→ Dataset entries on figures
▬▬▬
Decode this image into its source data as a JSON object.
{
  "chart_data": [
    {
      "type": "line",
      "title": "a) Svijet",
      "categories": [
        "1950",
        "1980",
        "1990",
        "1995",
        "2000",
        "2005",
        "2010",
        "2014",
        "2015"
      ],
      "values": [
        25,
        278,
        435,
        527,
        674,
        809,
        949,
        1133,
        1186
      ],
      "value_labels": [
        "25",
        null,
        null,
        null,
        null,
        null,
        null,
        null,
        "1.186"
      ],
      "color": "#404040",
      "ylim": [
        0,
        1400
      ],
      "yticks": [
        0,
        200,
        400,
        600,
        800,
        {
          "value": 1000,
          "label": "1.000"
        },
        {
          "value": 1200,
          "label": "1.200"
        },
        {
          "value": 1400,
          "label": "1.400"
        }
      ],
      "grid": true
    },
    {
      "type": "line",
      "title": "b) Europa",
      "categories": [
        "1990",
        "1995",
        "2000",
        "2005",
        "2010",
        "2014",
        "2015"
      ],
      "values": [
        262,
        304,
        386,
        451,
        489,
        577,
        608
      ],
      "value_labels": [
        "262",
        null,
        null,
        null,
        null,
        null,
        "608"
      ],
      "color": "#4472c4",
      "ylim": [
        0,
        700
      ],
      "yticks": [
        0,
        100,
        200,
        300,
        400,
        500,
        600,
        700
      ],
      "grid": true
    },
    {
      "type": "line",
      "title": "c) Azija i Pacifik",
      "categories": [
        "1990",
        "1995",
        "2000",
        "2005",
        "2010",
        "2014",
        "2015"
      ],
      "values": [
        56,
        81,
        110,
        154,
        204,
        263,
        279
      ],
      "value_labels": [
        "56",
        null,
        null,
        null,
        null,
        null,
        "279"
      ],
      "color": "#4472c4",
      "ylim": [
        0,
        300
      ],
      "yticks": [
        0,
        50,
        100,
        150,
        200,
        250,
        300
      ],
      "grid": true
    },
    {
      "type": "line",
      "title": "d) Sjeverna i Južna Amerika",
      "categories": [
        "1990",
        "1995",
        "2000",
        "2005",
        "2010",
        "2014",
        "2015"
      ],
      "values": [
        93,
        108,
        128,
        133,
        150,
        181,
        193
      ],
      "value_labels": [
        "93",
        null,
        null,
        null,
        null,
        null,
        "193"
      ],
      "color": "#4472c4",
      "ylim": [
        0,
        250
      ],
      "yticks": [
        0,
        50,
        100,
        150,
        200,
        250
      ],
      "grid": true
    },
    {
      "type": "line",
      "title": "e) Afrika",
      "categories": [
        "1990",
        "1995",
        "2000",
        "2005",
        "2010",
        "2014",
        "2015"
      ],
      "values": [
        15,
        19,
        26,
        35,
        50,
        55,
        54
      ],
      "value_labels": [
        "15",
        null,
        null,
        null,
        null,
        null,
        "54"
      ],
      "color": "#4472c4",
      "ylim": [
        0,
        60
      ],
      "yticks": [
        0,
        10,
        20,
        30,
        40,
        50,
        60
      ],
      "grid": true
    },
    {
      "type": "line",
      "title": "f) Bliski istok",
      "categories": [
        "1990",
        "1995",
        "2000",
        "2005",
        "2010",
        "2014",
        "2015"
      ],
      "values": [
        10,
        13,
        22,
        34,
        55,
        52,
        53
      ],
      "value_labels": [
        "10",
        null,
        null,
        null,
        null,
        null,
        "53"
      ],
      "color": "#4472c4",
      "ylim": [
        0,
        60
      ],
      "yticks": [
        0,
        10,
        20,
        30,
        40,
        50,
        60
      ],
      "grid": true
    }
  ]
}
▬▬▬
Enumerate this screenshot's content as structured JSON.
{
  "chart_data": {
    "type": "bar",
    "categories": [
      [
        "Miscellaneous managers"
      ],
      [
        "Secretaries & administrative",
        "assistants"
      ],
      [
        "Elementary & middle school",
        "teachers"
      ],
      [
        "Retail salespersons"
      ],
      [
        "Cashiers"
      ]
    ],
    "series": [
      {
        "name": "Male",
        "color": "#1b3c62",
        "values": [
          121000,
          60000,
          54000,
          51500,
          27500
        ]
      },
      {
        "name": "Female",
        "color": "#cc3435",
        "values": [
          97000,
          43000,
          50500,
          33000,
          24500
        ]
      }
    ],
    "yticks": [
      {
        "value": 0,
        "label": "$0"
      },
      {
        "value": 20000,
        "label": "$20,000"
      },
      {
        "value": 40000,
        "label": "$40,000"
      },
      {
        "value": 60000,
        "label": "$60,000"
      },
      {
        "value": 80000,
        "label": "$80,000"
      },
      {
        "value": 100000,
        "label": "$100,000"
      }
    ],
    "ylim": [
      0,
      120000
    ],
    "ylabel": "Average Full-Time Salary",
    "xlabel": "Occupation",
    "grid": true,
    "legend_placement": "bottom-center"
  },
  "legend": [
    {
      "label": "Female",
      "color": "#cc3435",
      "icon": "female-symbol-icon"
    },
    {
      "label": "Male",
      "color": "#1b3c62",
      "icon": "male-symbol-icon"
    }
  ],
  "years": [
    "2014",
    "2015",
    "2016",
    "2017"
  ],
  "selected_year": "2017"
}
▬▬▬
→ Aim of the task
Using the listing above, locate the lines that hold "JSON" and copy each one.

→ Task solution
Decode this image into its source data as a JSON object.
Enumerate this screenshot's content as structured JSON.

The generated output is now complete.